■ **Directions for this task**
Find every line of the listing below where "улюбленців" appears, and copy it.
..............................
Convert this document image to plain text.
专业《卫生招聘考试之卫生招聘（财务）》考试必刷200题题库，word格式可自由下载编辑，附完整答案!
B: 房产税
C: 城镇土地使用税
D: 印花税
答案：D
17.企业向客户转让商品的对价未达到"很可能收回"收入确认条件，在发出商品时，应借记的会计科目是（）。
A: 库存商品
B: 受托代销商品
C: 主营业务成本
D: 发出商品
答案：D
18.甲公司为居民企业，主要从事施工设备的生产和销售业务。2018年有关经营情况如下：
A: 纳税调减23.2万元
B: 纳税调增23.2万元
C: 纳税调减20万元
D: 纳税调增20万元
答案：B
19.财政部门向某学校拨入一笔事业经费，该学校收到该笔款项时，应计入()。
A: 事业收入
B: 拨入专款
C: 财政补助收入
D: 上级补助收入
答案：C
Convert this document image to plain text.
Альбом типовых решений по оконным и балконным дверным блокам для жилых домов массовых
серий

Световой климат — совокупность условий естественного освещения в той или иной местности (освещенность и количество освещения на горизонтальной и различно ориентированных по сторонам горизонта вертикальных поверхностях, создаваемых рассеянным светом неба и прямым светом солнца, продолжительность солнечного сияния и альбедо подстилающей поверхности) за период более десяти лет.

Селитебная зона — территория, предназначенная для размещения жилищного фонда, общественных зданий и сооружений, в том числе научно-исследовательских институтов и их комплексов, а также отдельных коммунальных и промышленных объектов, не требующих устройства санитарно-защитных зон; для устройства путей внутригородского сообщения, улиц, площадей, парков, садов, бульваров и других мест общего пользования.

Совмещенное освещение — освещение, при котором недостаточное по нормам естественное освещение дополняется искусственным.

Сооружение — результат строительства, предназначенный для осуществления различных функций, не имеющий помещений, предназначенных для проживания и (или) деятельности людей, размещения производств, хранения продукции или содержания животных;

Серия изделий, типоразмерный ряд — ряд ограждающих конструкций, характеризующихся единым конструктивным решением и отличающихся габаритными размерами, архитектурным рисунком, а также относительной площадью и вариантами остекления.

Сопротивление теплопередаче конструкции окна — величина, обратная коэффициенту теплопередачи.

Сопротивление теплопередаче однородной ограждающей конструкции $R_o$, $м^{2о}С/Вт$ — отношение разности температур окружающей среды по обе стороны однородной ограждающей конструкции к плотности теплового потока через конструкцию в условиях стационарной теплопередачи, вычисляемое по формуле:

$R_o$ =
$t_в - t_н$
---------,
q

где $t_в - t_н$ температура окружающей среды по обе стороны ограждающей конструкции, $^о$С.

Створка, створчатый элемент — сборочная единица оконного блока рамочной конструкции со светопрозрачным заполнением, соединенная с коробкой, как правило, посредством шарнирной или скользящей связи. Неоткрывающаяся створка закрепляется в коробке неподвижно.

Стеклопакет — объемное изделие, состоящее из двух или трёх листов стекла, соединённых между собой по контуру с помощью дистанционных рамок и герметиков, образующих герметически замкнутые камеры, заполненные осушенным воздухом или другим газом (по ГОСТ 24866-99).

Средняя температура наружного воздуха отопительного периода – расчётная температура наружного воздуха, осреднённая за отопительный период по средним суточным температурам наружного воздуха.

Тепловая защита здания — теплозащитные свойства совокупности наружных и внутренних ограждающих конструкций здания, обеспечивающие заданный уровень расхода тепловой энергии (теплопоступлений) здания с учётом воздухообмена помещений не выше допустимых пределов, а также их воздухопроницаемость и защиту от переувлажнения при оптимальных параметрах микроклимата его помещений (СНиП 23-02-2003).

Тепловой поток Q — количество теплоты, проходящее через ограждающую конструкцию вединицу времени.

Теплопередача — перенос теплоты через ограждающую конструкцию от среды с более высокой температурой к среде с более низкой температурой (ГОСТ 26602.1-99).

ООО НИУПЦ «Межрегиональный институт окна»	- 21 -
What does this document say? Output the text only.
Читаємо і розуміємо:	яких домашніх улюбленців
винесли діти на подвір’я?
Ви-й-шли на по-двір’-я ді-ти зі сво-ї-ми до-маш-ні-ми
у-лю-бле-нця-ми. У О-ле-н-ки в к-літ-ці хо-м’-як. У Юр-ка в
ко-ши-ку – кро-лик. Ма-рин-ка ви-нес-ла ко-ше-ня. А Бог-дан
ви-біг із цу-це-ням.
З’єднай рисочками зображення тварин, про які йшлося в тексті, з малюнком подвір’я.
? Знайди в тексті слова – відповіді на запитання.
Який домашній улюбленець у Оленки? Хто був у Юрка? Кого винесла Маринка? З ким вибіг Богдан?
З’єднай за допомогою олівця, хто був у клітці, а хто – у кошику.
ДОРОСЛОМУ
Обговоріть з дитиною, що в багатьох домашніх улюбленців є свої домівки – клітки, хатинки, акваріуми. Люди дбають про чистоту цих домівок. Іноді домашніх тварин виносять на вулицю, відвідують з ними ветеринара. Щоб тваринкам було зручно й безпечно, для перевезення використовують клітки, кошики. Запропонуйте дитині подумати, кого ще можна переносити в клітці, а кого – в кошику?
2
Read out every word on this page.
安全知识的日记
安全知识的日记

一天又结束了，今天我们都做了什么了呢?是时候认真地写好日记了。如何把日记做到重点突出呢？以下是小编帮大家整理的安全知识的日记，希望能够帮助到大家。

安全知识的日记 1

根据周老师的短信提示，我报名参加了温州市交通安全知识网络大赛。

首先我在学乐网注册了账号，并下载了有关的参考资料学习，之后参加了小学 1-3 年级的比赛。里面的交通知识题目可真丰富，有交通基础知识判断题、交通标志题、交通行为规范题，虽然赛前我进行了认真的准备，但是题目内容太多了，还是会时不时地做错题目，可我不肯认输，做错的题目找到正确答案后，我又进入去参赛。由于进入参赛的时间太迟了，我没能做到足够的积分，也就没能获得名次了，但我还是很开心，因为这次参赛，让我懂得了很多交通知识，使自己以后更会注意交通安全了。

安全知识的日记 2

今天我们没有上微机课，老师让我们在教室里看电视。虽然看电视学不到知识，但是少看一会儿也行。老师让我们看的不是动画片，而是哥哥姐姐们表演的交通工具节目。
..............................
■ **Output of the exercise**
Читаємо і розуміємо:	яких домашніх улюбленців
Обговоріть з дитиною, що в багатьох домашніх улюбленців є свої домівки – клітки, хатинки, акваріуми. Люди дбають про чистоту цих домівок. Іноді домашніх тварин виносять на вулицю, відвідують з ними ветеринара. Щоб тваринкам було зручно й безпечно, для перевезення використовують клітки, кошики. Запропонуйте дитині подумати, кого ще можна переносити в клітці, а кого – в кошику?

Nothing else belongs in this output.